=== TEXT ===

# accident with uber and lyft apps on in standby mode



## andreasandreas (Mar 3, 2015)

as many other rideshare drivers i drive for uber and lyft. when dropping off a rider, i turn back on both apps.

now i was wondering: if i'd had an accident while waiting for a ping from my next rider, with whom would you rather want to deal? lyft or uber? would you have to deal with both?

sorry if that topic has been discussed already. feel free to point me to it.


----------



## Phillyx (Nov 9, 2014)

This happen to me I will file with my insurance company not with uber or lyft


----------



## andreasandreas (Mar 3, 2015)

thanks Phillyx


----------



## chi1cabby (May 28, 2014)

andreasandreas said:


> if i'd had an accident while waiting for a ping from my next rider, with whom would you rather want to deal? lyft or uber? would you have to deal with both?


In Colorado, there is 'App On' Primary Liability Insurance coverage. 
Perhaps you should file with the insurance of the TNC with last competed ride.

"_UBERrima fides_"


----------



## andreasandreas (Mar 3, 2015)

thanks chi1cabby


----------



## Guest (May 15, 2015)

Phillyx said:


> This happen to me I will file with my insurance company not with uber or lyft


What insurance company do you use that allows rude sharing? So far in PA, I can't find any.


----------



## JaxBeachDriver (Nov 27, 2014)

Interesting


----------

=== ENTRIES ===

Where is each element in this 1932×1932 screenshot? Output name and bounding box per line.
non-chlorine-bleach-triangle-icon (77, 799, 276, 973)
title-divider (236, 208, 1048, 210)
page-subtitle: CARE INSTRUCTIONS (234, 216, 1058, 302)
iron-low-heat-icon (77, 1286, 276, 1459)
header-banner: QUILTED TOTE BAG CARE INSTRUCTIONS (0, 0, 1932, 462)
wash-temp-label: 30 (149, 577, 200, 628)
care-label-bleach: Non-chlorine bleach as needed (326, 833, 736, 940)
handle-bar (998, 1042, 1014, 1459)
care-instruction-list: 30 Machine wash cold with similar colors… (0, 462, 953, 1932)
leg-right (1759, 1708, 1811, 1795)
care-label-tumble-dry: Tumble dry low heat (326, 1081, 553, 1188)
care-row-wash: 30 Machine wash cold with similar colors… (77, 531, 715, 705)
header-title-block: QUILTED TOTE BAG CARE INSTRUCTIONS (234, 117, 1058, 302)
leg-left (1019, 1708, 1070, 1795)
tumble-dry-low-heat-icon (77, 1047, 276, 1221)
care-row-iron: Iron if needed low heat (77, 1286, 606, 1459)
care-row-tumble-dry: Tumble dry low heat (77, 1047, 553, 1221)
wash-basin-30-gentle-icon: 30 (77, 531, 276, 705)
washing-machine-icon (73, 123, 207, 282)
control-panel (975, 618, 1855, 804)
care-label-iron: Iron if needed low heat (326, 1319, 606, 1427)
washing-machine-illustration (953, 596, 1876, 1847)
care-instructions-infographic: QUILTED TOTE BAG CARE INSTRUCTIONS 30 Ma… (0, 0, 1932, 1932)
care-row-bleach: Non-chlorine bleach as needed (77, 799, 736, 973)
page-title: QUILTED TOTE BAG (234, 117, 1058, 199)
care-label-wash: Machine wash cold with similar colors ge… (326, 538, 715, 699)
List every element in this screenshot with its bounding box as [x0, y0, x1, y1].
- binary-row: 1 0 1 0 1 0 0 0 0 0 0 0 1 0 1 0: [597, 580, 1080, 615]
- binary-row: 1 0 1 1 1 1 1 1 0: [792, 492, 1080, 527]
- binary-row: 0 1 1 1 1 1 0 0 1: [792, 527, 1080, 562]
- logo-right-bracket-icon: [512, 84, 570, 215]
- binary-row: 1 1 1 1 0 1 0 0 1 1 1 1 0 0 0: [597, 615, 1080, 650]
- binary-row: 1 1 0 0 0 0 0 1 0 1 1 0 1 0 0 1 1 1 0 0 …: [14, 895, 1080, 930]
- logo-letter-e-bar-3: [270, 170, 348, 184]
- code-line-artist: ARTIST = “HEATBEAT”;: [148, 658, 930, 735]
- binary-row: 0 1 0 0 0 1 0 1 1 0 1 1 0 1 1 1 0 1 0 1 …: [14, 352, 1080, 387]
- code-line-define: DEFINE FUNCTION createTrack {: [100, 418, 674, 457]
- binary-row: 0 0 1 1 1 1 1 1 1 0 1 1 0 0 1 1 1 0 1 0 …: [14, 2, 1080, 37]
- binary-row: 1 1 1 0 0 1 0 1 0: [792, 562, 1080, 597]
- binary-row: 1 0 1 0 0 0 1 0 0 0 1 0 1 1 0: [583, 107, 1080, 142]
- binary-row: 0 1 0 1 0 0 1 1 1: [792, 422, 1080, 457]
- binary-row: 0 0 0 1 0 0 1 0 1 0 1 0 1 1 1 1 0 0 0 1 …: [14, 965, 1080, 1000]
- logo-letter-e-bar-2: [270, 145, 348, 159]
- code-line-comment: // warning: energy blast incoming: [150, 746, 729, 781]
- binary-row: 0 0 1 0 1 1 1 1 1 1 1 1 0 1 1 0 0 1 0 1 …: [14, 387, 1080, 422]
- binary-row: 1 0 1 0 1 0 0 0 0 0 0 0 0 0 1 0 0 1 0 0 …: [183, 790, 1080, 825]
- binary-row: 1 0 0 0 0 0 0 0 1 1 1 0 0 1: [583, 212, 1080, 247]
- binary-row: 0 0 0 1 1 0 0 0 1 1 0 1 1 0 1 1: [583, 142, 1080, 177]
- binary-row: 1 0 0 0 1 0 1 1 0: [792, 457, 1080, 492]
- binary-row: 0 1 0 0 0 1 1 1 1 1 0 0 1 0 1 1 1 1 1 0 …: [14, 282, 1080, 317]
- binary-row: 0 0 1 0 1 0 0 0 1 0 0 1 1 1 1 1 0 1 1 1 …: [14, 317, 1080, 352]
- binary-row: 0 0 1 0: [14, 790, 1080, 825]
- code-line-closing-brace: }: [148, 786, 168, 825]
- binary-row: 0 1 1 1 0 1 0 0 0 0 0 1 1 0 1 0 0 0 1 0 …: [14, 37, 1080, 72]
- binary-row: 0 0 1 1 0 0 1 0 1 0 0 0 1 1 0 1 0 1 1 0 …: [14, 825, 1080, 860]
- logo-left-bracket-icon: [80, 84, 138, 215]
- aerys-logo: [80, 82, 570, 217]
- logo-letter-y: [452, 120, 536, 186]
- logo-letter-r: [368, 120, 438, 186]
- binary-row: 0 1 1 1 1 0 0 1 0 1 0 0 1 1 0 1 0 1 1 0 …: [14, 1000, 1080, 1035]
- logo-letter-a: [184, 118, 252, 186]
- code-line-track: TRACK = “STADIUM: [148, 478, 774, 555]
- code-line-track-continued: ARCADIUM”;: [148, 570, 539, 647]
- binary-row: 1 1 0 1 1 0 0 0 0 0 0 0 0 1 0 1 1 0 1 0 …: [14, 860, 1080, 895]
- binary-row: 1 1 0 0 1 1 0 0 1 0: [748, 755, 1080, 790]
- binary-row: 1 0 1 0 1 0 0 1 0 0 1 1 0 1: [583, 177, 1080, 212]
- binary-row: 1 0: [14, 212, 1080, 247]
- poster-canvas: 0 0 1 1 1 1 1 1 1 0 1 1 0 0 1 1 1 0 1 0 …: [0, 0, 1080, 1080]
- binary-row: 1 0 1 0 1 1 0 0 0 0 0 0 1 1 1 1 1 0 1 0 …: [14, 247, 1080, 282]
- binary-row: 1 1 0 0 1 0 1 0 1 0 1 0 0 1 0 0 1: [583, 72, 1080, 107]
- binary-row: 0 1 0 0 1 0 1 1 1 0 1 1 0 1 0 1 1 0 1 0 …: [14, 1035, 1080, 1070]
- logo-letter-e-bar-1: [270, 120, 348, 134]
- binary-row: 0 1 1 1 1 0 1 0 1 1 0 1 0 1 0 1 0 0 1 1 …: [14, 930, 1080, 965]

===

In the forum thread about accidents with rideshare apps on, which state is said to have 'App On' primary liability insurance coverage?

Colorado